[start of Input material]

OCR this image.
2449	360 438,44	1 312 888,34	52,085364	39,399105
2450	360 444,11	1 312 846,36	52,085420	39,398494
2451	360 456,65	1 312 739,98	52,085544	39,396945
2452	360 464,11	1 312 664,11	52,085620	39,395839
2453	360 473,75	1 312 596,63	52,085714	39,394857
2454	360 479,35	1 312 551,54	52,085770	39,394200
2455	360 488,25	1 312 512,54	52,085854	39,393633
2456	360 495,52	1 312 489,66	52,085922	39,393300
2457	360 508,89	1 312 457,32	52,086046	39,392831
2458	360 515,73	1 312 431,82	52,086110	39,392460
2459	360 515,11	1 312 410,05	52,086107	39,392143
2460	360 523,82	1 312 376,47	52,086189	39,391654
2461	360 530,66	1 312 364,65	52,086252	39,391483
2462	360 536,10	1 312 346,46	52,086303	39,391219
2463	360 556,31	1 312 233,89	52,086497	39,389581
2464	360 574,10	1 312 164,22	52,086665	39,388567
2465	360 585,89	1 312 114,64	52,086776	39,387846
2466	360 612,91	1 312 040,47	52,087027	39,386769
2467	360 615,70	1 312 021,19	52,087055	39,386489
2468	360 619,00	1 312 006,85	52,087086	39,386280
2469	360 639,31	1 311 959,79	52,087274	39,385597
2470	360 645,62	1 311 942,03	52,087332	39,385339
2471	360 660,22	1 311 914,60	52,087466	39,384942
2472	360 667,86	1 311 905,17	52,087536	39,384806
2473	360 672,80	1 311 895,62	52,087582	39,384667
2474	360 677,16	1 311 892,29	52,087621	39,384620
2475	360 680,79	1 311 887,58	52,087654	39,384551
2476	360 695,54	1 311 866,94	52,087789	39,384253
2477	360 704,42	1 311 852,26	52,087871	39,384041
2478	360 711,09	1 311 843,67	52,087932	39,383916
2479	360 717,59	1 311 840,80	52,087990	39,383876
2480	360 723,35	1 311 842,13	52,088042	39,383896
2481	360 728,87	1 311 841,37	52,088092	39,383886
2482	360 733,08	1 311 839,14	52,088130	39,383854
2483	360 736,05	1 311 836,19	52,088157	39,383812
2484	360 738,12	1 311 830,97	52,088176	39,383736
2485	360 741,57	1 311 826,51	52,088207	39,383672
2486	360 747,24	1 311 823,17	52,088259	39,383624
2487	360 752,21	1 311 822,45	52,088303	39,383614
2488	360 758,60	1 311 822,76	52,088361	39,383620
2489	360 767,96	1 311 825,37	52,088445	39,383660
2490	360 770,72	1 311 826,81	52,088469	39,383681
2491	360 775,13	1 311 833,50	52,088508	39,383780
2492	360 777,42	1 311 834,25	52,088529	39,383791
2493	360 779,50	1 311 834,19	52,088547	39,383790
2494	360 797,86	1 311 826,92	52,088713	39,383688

[end of Input material]
[start of Input material]

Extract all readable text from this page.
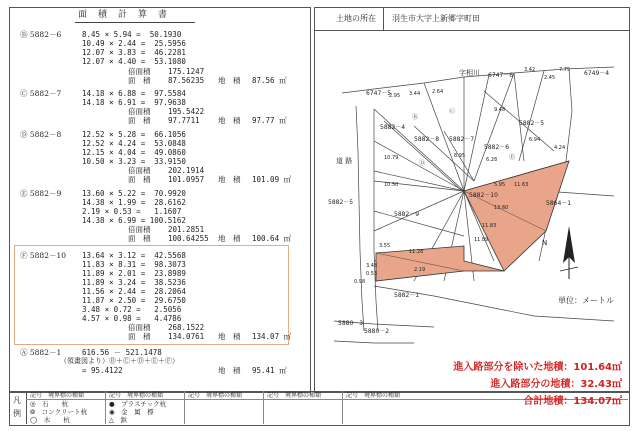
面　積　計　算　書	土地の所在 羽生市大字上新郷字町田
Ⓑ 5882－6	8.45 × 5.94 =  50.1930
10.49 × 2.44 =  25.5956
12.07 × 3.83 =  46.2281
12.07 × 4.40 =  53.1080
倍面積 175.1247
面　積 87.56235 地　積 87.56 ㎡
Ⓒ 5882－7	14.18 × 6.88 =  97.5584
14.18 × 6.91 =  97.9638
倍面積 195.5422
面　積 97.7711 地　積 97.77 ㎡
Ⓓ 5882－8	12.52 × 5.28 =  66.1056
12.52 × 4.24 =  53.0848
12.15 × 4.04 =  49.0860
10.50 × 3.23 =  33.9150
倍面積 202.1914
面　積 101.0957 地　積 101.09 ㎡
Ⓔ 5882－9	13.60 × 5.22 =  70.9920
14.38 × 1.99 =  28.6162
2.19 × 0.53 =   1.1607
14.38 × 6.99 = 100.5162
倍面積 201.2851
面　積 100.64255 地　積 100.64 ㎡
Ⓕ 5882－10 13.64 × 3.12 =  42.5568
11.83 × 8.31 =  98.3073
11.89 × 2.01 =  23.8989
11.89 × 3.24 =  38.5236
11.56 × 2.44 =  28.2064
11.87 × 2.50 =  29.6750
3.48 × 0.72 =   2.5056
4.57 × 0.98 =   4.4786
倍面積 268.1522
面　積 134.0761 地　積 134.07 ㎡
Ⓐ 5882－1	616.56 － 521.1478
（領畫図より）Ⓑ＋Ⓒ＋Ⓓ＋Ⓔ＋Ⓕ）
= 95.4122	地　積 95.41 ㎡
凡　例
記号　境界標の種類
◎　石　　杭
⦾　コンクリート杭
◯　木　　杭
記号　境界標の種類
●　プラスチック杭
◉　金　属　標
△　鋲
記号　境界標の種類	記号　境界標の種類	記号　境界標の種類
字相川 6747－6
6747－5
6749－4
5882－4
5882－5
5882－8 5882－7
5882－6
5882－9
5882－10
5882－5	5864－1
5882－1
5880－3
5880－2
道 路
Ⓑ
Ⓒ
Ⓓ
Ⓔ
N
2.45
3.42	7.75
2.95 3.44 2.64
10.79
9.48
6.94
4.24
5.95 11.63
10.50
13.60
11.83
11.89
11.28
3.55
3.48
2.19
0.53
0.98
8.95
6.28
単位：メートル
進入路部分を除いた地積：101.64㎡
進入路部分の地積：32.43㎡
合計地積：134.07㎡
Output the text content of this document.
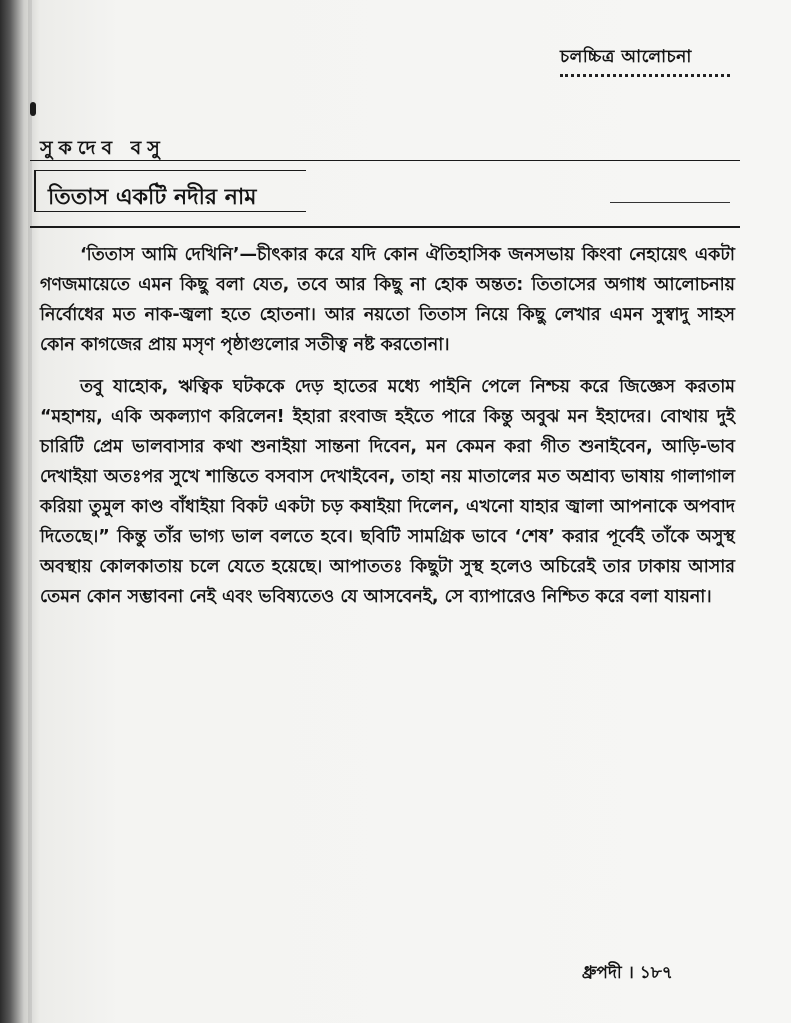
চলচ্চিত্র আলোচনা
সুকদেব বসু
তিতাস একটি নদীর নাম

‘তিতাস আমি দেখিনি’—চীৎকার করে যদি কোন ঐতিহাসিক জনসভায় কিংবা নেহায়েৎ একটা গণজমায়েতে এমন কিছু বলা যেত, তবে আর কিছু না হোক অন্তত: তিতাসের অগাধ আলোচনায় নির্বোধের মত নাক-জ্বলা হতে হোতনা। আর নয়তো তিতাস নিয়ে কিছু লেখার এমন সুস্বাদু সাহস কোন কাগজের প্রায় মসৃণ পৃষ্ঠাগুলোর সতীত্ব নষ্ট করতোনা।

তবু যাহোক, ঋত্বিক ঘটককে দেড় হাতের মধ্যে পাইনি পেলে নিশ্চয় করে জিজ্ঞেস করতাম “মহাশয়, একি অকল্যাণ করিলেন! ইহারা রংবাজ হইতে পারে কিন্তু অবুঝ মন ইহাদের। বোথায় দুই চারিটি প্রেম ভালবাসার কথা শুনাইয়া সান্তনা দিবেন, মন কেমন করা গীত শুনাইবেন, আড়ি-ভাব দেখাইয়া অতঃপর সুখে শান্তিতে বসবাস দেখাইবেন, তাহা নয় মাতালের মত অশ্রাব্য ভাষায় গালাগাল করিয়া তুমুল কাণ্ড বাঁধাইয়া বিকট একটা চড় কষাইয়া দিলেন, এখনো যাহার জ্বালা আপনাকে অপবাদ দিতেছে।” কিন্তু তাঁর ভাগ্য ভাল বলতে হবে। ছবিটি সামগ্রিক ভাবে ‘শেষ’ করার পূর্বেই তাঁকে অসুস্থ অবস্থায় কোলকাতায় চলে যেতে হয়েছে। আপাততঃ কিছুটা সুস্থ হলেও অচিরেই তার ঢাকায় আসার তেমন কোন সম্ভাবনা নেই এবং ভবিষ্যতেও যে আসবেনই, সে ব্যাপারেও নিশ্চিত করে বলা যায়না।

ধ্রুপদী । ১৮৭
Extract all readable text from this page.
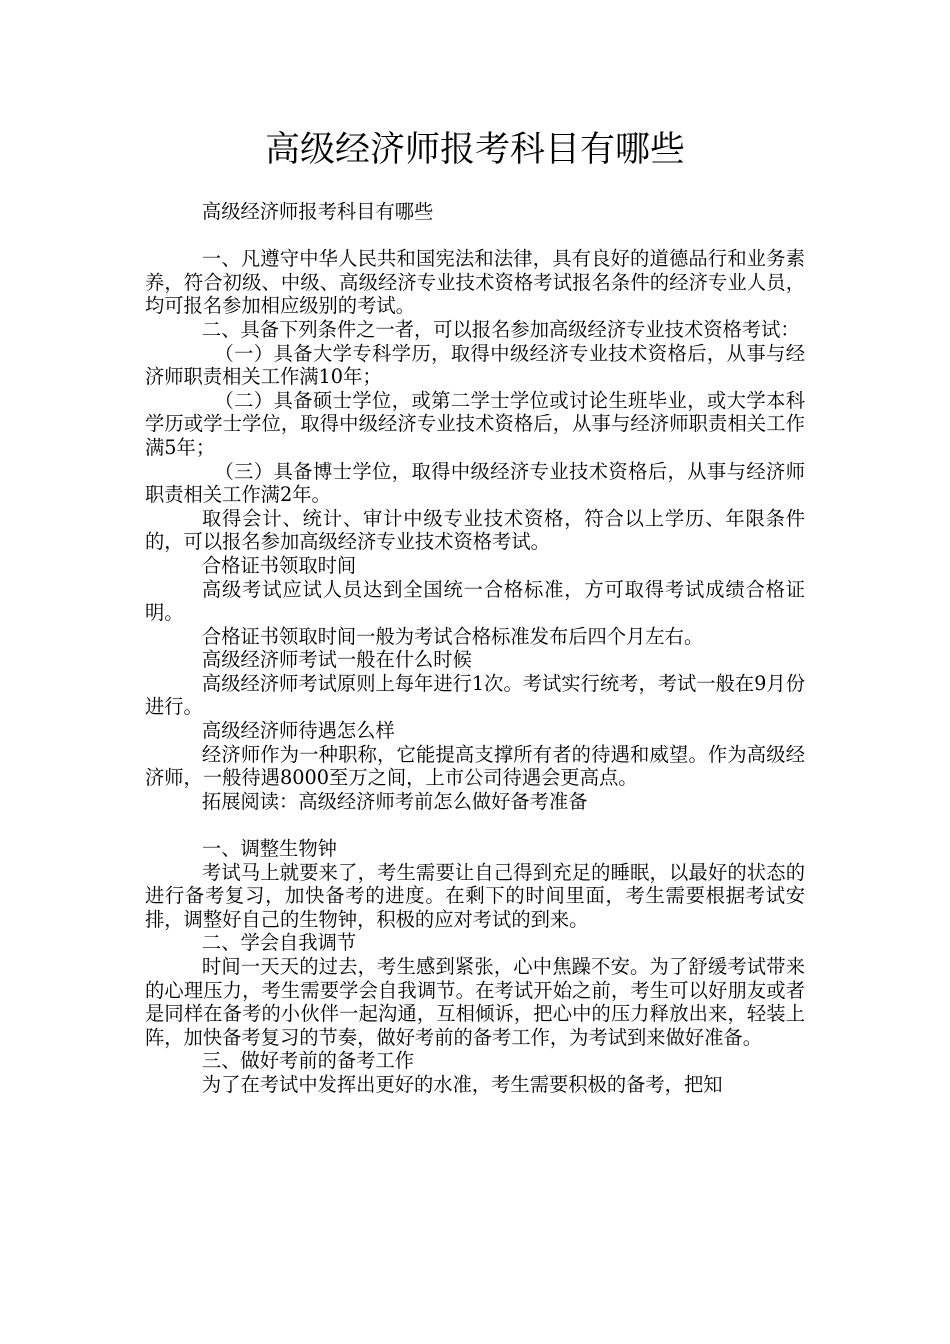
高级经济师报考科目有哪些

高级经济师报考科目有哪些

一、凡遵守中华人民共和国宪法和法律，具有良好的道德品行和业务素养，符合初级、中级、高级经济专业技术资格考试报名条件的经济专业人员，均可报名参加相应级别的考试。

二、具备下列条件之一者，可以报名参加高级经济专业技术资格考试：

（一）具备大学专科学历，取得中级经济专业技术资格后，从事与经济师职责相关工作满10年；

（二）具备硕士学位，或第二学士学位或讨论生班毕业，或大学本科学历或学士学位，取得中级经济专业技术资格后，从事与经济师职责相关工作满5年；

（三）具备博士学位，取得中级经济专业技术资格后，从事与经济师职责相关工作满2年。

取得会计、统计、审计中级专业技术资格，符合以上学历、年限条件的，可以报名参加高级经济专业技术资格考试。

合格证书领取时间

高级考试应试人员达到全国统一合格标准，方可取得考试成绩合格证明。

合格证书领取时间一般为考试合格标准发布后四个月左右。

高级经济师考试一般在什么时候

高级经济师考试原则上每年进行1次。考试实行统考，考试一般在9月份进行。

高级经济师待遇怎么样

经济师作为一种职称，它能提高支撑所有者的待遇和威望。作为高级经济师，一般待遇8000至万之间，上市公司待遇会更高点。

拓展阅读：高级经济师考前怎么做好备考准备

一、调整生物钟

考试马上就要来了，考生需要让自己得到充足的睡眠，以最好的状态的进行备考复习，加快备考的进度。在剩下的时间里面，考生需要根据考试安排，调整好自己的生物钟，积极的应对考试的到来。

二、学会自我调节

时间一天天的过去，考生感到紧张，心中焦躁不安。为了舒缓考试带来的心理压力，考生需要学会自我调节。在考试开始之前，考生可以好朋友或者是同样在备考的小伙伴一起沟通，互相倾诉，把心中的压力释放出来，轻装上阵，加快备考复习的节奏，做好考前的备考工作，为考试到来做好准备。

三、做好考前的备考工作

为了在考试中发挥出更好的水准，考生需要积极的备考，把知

[end of Input material]
[start of Input material]

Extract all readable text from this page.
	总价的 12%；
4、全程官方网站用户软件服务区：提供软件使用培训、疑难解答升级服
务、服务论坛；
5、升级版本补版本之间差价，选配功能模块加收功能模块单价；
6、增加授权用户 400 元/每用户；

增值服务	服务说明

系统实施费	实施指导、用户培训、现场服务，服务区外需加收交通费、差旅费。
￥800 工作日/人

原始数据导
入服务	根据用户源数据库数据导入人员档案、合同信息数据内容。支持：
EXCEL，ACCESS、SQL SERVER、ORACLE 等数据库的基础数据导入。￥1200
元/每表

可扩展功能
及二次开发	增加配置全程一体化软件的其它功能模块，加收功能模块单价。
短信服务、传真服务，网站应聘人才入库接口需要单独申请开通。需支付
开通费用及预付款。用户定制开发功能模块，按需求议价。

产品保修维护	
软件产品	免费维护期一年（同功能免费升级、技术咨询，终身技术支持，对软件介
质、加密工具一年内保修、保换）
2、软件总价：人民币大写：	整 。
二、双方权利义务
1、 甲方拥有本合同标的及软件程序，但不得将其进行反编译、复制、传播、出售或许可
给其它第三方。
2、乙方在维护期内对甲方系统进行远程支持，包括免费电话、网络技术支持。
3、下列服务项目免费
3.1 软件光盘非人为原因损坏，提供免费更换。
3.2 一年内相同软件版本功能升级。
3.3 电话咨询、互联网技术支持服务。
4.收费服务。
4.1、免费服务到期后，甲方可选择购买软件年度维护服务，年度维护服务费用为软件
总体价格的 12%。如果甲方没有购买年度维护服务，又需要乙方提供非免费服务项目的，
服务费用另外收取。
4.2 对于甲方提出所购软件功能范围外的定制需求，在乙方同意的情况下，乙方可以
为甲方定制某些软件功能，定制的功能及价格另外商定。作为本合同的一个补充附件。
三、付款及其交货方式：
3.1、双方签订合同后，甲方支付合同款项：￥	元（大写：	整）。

[end of Input material]

**Exercise directions:**
How many lines of the listing above include the word "可以报名参加高级经济专业技术资格考试"? State the number and nothing else.

**Complete response:**
2